_Task statement_
In the records, from the beginning through the line that contains "filter-order: 3: [580, 232, 586, 241]", rename "radio-button" to "option-button" and write out those lines again with nothing else changed.

_Given records_
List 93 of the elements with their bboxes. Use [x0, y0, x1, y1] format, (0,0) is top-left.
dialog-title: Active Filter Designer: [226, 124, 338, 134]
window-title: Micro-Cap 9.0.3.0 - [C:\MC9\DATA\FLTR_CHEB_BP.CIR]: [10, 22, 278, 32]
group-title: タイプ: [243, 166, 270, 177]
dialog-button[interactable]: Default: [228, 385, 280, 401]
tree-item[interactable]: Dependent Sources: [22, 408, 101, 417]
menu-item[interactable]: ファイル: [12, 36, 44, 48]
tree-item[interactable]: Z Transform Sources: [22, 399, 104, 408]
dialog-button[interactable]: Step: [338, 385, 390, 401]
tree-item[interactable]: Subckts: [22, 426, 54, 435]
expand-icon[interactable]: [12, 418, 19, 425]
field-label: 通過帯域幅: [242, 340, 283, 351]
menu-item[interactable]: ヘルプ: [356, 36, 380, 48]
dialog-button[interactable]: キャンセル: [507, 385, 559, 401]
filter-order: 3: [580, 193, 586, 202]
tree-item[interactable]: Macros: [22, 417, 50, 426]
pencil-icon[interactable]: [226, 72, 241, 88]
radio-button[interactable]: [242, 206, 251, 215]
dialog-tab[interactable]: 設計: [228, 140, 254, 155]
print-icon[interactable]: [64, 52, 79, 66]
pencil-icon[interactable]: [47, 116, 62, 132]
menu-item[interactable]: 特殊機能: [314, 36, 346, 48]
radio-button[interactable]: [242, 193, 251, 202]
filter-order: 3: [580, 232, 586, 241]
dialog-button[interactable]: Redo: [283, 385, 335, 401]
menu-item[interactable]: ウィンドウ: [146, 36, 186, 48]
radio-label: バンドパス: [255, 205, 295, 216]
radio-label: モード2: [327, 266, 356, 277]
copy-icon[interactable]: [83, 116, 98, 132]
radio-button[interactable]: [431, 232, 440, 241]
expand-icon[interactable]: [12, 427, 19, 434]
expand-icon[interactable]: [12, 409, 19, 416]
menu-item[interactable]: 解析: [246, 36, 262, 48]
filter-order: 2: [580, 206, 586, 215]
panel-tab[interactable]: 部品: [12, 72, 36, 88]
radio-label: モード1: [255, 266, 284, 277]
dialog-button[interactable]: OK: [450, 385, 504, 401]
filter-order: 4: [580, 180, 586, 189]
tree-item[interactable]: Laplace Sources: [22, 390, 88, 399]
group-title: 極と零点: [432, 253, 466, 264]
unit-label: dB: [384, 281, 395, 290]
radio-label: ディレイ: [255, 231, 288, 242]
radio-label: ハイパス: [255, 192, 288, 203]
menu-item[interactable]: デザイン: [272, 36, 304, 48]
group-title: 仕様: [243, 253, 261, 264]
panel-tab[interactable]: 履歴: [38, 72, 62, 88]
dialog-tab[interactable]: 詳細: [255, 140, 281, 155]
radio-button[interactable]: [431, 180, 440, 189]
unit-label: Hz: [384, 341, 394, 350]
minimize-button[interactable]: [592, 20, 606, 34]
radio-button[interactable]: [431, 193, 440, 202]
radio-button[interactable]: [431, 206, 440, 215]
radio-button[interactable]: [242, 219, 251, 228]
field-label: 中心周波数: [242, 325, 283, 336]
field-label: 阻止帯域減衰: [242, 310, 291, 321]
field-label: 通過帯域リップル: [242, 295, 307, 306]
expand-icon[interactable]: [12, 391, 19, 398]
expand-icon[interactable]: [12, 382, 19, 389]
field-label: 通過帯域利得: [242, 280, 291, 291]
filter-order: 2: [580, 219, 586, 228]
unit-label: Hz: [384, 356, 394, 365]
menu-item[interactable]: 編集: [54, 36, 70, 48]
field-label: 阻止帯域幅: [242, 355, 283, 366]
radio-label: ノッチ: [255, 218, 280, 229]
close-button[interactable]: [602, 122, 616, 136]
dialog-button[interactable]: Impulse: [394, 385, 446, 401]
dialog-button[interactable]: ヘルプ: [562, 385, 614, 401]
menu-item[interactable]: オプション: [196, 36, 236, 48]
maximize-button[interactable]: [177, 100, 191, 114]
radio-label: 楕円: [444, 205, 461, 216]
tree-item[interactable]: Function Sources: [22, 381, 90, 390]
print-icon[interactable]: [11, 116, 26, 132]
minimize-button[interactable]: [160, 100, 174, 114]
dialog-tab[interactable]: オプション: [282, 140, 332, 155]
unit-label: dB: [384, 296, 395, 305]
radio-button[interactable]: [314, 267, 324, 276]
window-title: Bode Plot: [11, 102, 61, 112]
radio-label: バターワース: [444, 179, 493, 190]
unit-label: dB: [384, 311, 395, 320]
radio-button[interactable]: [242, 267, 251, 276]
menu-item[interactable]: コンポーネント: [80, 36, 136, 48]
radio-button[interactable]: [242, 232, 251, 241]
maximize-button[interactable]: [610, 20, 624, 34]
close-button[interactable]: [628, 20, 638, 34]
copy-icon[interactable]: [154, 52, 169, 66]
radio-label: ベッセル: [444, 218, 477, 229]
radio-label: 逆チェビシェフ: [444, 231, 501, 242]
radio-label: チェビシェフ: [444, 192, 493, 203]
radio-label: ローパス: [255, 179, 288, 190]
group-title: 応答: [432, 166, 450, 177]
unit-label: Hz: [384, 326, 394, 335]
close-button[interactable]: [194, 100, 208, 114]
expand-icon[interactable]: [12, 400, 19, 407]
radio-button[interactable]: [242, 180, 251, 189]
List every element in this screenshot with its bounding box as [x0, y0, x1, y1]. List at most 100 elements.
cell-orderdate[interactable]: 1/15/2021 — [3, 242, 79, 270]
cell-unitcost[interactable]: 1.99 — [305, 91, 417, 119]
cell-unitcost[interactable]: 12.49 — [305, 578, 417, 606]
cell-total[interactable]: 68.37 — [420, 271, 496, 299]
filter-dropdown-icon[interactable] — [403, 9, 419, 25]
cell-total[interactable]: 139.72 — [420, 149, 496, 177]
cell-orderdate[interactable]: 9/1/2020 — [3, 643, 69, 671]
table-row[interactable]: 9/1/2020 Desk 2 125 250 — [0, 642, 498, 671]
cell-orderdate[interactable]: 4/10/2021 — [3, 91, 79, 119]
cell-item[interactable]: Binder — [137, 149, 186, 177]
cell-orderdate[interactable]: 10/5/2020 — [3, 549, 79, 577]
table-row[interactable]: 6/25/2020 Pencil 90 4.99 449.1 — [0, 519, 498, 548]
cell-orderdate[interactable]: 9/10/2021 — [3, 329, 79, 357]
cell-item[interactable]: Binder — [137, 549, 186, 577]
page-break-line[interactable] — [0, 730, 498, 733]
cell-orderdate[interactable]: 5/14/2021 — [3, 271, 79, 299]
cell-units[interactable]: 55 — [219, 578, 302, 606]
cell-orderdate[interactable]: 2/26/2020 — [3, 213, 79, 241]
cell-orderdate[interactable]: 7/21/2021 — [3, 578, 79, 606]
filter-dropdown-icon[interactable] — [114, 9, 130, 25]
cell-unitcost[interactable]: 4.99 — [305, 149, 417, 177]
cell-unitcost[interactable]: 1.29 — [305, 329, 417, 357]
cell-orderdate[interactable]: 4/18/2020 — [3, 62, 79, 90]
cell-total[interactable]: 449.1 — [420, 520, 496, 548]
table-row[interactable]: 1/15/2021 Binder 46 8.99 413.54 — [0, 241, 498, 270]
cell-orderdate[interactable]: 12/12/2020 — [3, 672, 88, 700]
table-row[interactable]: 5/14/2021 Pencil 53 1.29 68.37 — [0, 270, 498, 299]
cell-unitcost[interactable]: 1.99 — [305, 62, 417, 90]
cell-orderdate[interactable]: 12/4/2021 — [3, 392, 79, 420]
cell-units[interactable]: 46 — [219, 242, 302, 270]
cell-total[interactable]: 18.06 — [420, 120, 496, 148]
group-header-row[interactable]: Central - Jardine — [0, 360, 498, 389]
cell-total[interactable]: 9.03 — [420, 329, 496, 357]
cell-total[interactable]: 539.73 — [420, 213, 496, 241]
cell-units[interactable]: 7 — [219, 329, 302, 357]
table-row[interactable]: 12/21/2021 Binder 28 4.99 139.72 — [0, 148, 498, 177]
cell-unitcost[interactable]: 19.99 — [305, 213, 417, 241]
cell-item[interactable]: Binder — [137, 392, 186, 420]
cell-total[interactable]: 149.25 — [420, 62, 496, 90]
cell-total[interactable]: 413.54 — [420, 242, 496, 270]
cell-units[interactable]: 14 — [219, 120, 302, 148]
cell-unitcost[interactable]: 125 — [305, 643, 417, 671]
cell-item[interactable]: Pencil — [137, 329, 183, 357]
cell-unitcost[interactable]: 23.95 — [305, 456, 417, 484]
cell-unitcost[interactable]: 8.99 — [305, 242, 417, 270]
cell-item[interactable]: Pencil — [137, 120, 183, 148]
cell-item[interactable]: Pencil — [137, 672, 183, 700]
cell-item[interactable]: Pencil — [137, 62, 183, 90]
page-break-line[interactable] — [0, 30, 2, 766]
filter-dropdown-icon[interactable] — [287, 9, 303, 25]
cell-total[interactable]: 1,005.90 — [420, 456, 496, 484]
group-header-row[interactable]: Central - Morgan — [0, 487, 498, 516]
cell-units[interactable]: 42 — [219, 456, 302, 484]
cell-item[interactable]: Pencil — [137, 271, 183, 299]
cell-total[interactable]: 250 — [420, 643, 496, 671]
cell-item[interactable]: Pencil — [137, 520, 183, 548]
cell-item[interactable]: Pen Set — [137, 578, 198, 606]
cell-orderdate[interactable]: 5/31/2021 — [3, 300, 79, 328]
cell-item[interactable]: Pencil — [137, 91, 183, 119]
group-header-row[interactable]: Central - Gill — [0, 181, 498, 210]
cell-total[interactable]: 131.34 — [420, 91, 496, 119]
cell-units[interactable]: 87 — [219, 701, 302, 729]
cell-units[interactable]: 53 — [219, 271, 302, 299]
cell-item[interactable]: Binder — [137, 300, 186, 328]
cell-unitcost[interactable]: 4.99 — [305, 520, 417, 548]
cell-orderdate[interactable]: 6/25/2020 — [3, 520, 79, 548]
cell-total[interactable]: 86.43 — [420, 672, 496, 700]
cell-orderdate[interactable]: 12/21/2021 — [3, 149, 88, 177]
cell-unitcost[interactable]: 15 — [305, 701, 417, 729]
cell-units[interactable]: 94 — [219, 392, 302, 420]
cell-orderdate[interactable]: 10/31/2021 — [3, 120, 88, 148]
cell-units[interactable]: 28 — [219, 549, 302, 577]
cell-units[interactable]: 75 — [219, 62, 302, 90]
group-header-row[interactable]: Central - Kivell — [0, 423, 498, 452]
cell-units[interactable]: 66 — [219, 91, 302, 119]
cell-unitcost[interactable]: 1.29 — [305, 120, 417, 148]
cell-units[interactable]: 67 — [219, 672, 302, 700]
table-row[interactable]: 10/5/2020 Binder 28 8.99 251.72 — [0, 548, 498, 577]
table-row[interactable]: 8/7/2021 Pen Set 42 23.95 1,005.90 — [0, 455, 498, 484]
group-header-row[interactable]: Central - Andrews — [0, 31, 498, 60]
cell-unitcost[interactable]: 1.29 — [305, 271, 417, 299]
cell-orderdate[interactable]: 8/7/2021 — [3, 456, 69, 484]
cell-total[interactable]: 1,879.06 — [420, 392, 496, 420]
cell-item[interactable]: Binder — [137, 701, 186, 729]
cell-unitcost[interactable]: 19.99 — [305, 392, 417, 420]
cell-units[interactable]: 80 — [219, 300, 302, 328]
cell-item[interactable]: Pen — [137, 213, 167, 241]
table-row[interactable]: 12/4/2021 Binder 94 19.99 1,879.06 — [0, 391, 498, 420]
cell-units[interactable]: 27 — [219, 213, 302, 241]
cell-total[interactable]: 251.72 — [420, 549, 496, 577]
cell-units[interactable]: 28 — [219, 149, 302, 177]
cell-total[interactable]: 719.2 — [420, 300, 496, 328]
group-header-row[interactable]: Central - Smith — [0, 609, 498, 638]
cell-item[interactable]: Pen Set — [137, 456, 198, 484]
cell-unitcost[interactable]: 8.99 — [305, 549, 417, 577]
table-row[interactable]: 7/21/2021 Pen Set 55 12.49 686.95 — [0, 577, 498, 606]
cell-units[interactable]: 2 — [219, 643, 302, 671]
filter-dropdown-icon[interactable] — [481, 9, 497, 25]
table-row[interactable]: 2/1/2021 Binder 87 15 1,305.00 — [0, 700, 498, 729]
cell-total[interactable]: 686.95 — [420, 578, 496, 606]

_Solution below_
List 93 of the elements with their bboxes. Use [x0, y0, x1, y1] format, (0,0) is top-left.
dialog-title: Active Filter Designer: [226, 124, 338, 134]
window-title: Micro-Cap 9.0.3.0 - [C:\MC9\DATA\FLTR_CHEB_BP.CIR]: [10, 22, 278, 32]
group-title: タイプ: [243, 166, 270, 177]
dialog-button[interactable]: Default: [228, 385, 280, 401]
tree-item[interactable]: Dependent Sources: [22, 408, 101, 417]
menu-item[interactable]: ファイル: [12, 36, 44, 48]
tree-item[interactable]: Z Transform Sources: [22, 399, 104, 408]
dialog-button[interactable]: Step: [338, 385, 390, 401]
tree-item[interactable]: Subckts: [22, 426, 54, 435]
expand-icon[interactable]: [12, 418, 19, 425]
field-label: 通過帯域幅: [242, 340, 283, 351]
menu-item[interactable]: ヘルプ: [356, 36, 380, 48]
dialog-button[interactable]: キャンセル: [507, 385, 559, 401]
filter-order: 3: [580, 193, 586, 202]
tree-item[interactable]: Macros: [22, 417, 50, 426]
pencil-icon[interactable]: [226, 72, 241, 88]
option-button[interactable]: [242, 206, 251, 215]
dialog-tab[interactable]: 設計: [228, 140, 254, 155]
print-icon[interactable]: [64, 52, 79, 66]
pencil-icon[interactable]: [47, 116, 62, 132]
menu-item[interactable]: 特殊機能: [314, 36, 346, 48]
option-button[interactable]: [242, 193, 251, 202]
filter-order: 3: [580, 232, 586, 241]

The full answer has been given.